Requirements – State how many lines in these records contain the word "this", and nothing else.

Task material –
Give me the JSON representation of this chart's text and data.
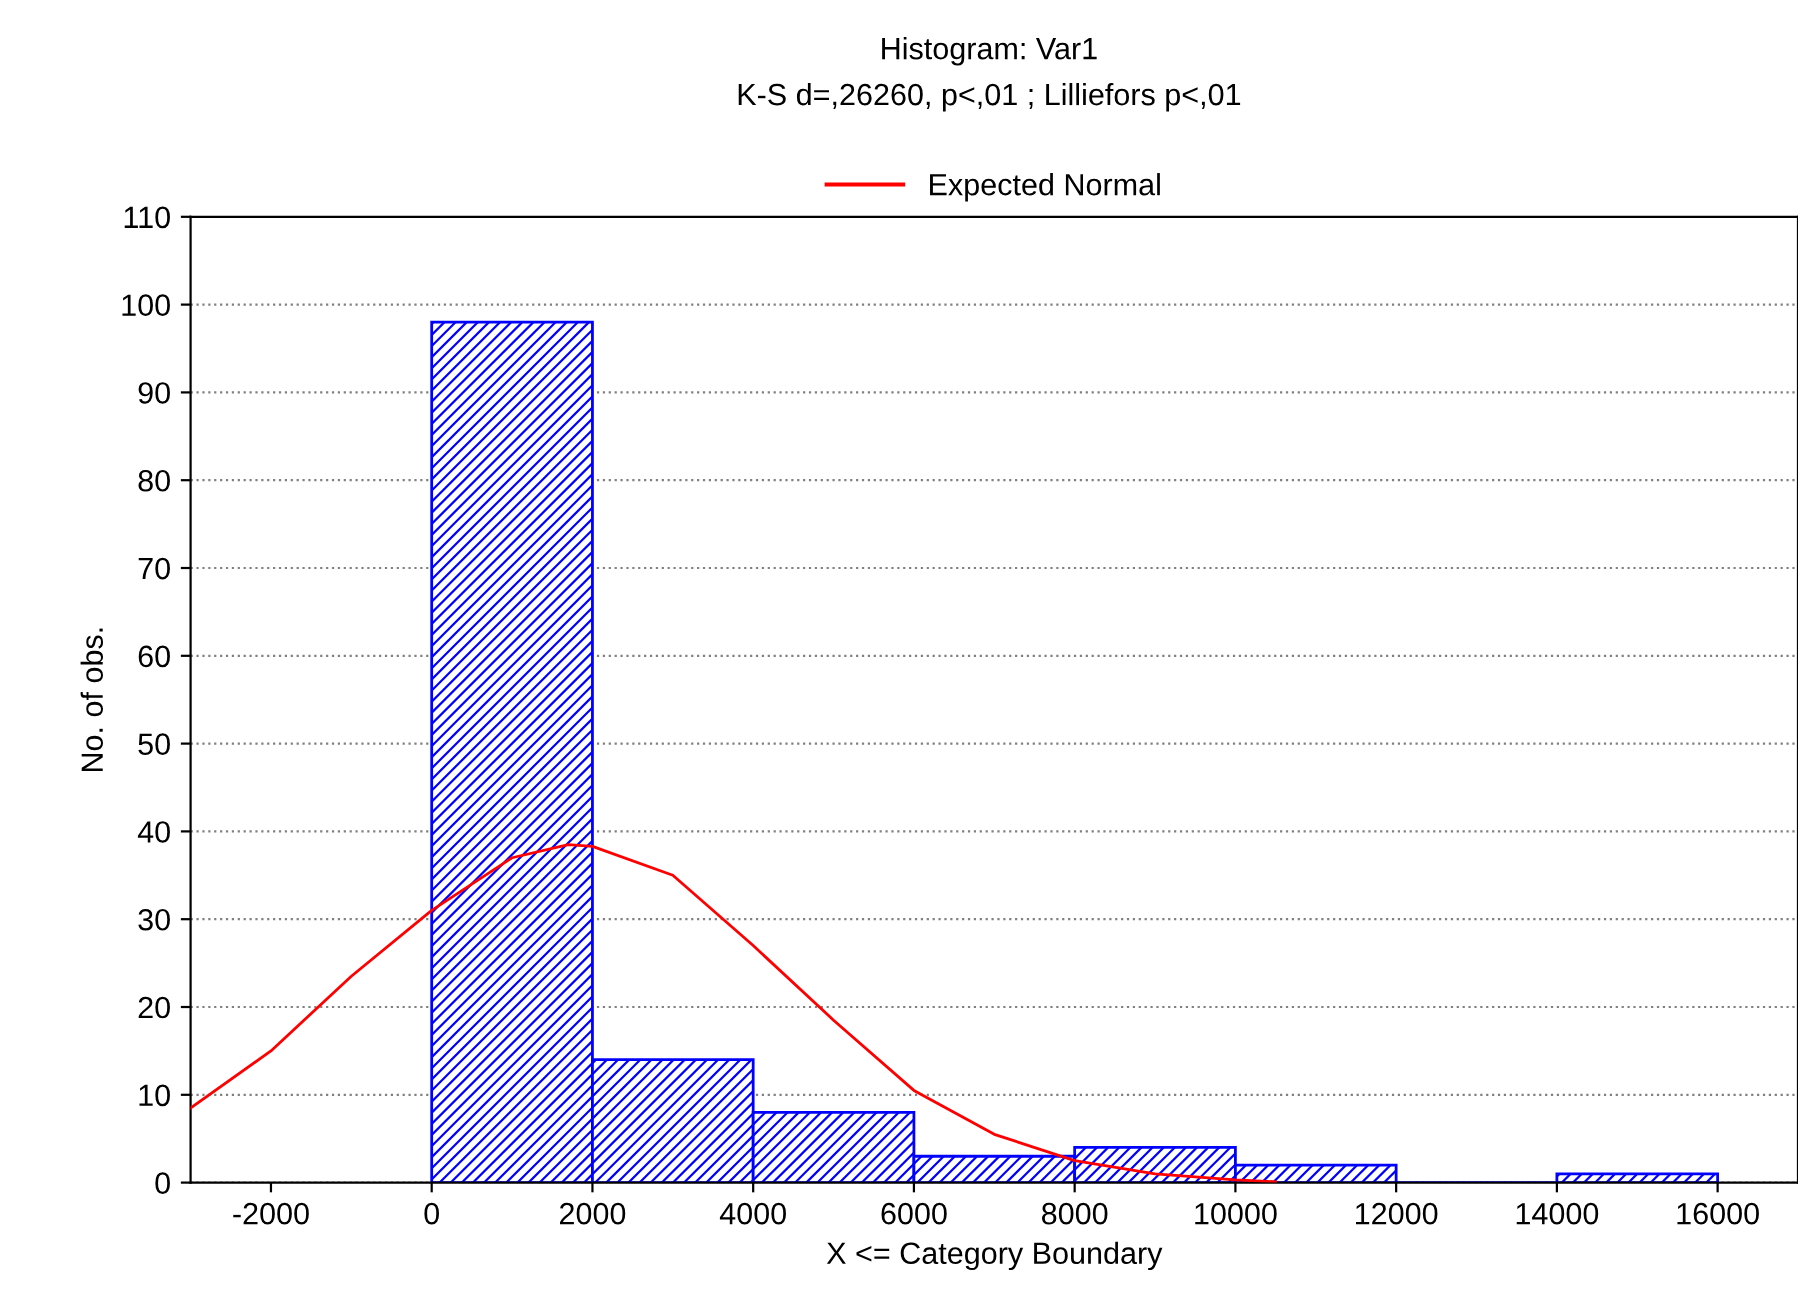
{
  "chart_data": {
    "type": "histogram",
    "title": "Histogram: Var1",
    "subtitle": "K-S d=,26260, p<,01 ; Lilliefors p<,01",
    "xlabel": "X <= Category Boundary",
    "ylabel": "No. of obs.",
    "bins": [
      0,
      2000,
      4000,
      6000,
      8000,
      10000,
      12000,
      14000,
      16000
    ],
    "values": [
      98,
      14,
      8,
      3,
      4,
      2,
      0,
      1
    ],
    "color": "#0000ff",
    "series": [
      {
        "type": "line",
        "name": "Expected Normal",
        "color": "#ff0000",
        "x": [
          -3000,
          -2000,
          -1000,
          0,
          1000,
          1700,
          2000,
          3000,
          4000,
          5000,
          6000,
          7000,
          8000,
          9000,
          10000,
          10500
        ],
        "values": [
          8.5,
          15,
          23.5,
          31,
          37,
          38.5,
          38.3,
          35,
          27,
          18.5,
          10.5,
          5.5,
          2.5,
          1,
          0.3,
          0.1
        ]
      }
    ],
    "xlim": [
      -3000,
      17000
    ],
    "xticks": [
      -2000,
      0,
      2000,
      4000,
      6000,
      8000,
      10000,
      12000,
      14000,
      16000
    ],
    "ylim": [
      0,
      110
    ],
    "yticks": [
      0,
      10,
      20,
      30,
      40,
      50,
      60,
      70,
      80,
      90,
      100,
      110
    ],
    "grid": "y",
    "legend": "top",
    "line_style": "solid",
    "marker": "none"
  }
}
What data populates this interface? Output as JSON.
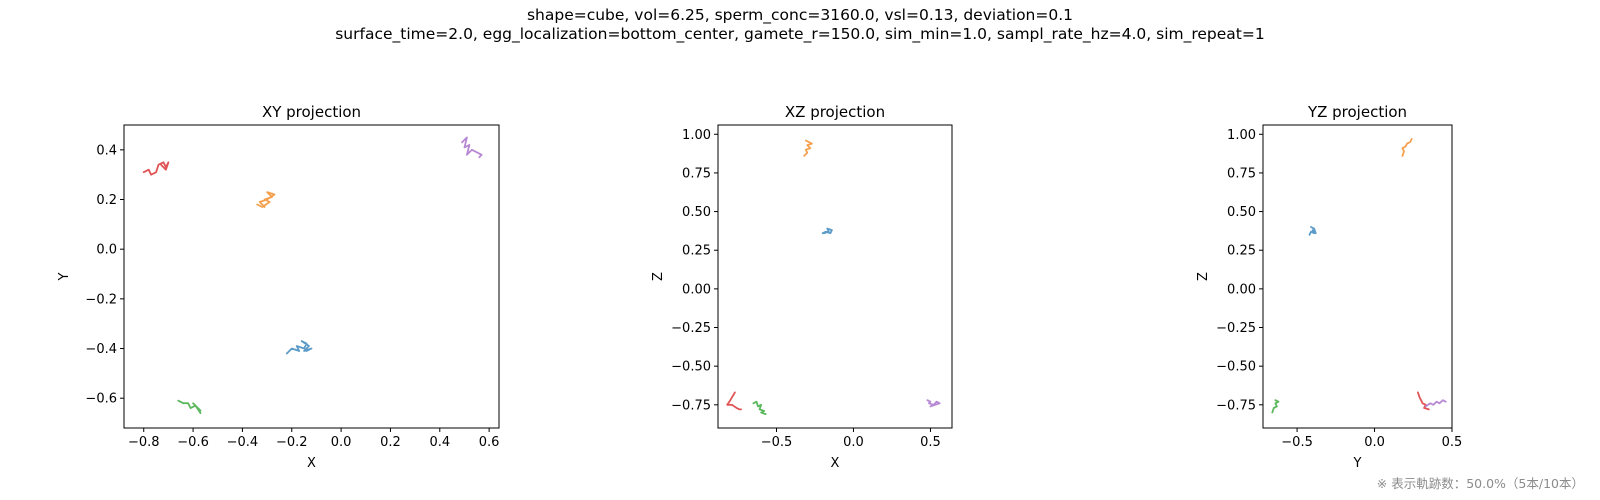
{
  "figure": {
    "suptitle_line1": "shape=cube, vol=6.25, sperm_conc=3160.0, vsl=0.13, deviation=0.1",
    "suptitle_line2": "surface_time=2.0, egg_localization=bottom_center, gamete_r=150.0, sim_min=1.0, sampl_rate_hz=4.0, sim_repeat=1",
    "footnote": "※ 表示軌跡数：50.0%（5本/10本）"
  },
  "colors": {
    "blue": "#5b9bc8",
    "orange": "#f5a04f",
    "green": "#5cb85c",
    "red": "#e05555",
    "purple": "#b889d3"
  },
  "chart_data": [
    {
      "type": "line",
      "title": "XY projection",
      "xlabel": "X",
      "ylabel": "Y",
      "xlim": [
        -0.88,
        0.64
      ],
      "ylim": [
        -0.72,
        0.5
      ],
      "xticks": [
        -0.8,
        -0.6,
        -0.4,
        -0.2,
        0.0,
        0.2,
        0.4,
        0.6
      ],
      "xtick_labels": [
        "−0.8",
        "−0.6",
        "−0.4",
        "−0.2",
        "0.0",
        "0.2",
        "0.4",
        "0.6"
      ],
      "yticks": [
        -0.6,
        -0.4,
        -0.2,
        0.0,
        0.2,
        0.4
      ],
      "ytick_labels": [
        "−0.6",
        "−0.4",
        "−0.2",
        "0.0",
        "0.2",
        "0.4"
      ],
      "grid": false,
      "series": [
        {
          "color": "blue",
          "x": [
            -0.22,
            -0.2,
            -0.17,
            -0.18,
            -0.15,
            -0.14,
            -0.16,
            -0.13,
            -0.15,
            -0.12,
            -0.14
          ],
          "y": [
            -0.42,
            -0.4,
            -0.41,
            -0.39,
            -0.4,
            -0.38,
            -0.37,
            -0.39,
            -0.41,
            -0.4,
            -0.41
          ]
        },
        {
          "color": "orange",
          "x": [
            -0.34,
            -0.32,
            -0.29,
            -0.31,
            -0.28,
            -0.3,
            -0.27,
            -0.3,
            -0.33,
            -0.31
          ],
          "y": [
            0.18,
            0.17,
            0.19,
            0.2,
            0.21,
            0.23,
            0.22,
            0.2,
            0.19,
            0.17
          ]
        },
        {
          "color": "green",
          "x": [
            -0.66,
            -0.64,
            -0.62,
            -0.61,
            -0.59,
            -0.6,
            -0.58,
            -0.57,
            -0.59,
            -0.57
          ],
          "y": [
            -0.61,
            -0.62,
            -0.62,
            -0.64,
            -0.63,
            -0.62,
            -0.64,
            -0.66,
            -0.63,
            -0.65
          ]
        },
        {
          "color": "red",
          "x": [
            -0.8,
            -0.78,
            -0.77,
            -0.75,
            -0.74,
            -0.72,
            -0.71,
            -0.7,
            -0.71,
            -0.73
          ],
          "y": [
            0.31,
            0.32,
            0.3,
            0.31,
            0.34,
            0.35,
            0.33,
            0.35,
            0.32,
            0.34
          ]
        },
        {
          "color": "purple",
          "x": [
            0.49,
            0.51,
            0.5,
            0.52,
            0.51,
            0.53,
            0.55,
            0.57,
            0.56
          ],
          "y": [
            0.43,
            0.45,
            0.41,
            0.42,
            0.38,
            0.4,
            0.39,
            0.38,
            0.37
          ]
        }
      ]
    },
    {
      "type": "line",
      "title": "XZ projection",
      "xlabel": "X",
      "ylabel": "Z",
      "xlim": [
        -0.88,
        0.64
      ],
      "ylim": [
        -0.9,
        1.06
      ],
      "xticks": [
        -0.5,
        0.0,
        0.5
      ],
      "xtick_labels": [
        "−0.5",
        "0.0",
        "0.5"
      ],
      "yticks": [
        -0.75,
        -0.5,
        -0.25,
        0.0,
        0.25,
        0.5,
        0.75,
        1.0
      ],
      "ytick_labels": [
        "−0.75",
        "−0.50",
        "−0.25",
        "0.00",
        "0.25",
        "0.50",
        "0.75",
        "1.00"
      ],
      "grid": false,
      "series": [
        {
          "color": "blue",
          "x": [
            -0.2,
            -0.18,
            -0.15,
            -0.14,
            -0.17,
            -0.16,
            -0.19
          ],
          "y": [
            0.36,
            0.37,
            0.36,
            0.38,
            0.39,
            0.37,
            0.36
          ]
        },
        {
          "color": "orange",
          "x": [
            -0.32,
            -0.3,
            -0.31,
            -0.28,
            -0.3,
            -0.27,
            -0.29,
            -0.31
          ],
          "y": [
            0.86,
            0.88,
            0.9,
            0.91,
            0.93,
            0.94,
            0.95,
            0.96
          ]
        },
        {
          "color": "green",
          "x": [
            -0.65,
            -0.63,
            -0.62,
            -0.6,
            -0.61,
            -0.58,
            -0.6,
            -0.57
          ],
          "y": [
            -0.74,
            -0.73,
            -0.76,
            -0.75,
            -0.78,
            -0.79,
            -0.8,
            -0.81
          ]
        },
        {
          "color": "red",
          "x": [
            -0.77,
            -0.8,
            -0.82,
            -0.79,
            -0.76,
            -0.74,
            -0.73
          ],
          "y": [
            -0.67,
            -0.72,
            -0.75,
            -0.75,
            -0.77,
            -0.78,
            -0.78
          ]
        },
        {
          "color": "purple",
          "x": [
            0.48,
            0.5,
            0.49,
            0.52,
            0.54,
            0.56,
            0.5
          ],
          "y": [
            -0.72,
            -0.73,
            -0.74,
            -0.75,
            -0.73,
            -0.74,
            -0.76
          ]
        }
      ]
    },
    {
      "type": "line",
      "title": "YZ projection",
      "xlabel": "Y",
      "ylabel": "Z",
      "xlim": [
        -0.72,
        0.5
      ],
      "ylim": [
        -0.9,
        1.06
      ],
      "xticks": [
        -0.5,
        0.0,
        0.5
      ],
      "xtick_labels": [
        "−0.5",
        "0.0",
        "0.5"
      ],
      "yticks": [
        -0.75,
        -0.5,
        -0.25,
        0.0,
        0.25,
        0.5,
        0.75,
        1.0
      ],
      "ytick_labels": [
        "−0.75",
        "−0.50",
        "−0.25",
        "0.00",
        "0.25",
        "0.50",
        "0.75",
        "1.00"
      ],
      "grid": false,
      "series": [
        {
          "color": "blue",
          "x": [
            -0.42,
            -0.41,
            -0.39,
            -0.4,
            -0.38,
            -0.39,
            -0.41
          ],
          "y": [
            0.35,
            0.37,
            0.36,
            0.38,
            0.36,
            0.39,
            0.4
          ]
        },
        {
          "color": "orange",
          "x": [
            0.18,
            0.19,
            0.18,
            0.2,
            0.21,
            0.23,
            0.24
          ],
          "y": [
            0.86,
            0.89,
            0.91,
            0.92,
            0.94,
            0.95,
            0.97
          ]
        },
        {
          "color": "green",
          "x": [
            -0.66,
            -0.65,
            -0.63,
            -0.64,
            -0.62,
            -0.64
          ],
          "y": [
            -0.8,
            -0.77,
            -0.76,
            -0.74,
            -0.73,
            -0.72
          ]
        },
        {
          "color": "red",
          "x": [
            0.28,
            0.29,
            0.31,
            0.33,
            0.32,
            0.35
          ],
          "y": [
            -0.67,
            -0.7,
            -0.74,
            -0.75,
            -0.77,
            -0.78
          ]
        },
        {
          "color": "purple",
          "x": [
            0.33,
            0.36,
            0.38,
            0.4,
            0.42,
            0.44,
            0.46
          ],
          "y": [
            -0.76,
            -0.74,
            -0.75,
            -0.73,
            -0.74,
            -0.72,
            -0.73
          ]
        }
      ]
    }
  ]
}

Task response – 2